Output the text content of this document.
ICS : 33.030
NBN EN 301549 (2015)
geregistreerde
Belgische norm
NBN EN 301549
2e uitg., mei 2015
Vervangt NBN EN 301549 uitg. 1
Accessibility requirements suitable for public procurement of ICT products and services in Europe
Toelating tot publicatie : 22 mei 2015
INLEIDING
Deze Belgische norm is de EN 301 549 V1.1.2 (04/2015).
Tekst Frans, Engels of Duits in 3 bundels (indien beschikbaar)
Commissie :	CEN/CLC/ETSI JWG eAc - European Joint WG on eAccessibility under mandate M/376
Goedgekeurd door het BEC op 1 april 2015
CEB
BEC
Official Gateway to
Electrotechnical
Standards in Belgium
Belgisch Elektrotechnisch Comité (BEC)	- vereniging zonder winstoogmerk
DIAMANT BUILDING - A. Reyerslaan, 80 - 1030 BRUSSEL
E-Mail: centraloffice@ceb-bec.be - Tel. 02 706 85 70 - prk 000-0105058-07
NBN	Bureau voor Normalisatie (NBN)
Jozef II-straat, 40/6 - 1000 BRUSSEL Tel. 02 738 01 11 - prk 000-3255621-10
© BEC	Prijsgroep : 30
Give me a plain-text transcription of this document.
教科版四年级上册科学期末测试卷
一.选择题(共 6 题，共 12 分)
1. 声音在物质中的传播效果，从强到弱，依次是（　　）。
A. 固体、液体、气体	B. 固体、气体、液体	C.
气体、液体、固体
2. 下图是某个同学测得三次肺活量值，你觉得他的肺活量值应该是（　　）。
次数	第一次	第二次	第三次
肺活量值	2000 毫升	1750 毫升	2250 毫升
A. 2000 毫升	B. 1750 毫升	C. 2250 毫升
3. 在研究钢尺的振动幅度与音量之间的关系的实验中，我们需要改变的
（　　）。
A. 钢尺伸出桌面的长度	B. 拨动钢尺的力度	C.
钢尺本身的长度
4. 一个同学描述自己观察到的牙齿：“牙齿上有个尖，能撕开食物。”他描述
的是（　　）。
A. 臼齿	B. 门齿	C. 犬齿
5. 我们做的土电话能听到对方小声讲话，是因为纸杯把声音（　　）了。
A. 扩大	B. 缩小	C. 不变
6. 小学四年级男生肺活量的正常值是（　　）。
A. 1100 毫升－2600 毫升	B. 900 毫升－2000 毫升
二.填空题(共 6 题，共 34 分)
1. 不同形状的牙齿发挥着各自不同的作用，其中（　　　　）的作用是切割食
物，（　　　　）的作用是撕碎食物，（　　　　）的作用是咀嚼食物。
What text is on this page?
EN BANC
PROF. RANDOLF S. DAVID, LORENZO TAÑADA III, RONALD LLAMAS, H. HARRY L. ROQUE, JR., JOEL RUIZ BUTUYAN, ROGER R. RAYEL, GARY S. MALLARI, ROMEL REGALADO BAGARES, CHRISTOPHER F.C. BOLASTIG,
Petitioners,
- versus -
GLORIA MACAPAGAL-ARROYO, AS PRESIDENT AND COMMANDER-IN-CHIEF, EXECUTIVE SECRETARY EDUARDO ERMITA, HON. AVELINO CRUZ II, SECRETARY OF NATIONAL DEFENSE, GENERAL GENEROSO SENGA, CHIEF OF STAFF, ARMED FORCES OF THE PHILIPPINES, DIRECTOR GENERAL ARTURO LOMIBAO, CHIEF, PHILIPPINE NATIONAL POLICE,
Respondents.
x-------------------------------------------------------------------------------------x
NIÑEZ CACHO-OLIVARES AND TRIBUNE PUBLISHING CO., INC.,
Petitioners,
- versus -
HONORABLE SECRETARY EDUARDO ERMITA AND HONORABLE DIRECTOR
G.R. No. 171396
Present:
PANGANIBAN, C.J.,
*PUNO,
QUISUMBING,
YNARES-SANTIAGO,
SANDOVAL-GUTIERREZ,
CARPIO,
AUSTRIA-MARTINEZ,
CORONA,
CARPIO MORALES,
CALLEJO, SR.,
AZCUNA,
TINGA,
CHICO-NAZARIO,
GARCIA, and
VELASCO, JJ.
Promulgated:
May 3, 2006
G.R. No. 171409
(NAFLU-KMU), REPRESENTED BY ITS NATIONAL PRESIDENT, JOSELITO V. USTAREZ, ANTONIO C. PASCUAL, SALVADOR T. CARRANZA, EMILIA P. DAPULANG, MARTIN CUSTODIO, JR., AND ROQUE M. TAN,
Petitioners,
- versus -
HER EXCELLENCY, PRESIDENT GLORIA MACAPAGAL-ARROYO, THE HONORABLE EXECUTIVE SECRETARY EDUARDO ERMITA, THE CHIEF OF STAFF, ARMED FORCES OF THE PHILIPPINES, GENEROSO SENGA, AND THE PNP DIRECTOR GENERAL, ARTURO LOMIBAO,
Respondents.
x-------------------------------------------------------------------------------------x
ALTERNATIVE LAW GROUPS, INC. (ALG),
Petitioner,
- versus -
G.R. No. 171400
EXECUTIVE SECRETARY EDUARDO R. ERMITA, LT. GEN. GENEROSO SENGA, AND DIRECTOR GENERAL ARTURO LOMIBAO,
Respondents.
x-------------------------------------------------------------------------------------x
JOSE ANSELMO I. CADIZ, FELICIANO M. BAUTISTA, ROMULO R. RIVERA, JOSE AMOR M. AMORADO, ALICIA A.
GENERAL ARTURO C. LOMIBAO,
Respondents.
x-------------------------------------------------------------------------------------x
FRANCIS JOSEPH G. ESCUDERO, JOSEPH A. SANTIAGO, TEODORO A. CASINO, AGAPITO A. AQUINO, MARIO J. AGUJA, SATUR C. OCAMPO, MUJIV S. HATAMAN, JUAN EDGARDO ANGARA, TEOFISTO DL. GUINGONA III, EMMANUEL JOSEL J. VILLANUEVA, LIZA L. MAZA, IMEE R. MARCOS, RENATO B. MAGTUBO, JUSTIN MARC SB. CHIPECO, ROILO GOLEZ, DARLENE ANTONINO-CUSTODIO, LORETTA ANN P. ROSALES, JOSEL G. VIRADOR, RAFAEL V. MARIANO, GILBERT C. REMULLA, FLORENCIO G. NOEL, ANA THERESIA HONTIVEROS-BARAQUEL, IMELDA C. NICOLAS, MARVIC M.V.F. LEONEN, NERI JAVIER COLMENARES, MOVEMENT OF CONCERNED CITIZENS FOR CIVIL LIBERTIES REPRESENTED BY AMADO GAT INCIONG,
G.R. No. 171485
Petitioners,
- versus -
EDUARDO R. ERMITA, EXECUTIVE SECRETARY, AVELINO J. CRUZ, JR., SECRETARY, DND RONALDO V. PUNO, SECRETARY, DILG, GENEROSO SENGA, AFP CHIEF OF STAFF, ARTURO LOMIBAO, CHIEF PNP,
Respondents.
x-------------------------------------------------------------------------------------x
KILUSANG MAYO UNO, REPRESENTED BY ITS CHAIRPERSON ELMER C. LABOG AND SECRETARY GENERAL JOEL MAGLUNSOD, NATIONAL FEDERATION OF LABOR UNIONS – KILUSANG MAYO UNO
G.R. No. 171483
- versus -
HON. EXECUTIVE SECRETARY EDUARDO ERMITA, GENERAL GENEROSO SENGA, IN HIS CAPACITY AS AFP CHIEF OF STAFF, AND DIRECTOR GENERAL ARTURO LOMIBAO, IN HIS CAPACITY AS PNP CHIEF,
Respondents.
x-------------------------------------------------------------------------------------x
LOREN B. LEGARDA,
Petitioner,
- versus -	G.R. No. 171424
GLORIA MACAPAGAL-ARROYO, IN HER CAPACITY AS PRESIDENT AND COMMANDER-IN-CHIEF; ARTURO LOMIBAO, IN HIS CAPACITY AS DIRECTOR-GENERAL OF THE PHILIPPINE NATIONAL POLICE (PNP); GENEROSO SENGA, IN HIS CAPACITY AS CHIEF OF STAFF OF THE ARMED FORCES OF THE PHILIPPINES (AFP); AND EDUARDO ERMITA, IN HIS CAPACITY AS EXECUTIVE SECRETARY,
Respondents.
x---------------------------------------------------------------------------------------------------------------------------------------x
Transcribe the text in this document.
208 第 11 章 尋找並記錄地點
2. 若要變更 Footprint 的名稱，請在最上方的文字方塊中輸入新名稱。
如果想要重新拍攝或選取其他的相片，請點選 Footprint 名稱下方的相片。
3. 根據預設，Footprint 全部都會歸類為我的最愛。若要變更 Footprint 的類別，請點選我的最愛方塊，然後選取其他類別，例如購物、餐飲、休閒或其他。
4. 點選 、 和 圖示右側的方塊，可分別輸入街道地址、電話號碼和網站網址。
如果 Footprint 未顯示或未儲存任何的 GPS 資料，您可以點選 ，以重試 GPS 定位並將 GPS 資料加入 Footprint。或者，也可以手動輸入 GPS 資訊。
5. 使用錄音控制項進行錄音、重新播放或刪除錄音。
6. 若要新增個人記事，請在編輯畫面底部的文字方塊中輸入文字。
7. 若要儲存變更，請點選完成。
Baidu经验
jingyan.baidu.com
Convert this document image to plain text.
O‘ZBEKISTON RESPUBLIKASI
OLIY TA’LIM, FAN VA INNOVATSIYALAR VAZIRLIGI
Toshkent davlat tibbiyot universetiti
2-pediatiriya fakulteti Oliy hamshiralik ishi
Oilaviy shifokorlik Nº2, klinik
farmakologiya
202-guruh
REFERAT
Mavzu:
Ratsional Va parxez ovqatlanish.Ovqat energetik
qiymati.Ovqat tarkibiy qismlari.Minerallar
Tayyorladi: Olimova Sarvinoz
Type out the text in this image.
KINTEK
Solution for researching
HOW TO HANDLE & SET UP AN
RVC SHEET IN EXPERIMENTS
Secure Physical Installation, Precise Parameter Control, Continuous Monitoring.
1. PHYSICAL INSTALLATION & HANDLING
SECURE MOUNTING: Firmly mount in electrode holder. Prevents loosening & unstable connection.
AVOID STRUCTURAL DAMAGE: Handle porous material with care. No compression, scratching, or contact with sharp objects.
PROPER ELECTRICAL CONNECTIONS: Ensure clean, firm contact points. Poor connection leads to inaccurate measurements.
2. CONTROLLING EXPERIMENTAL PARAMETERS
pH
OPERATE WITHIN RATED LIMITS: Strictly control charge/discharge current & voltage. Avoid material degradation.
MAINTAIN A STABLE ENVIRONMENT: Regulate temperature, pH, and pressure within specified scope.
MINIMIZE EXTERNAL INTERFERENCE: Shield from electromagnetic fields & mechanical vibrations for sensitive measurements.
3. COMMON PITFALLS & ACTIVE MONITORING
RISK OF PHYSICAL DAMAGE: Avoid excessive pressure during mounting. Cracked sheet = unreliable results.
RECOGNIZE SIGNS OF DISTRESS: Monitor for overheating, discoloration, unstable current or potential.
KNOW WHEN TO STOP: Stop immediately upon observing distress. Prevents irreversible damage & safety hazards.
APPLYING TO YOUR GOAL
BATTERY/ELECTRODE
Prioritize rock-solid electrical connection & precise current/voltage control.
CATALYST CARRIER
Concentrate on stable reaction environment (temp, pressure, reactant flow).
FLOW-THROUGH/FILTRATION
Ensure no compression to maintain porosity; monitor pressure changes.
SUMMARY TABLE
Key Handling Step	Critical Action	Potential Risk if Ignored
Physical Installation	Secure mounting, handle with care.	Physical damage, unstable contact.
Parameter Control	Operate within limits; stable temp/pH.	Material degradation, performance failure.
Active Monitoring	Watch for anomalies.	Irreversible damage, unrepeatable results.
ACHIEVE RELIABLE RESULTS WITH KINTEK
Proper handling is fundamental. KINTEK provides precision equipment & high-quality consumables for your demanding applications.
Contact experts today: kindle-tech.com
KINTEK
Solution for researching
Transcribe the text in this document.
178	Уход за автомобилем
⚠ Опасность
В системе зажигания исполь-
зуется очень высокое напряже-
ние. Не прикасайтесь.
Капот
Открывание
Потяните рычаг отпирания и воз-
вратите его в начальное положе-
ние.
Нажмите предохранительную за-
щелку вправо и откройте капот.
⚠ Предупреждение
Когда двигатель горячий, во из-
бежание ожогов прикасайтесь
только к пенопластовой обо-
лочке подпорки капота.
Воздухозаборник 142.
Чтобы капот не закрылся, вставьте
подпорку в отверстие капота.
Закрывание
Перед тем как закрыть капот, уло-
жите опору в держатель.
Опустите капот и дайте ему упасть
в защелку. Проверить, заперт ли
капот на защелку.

## SET PROBLEM
Only the number is wanted: count the lines of the records that hold the word "CRUZ".

## FINAL RESULT
2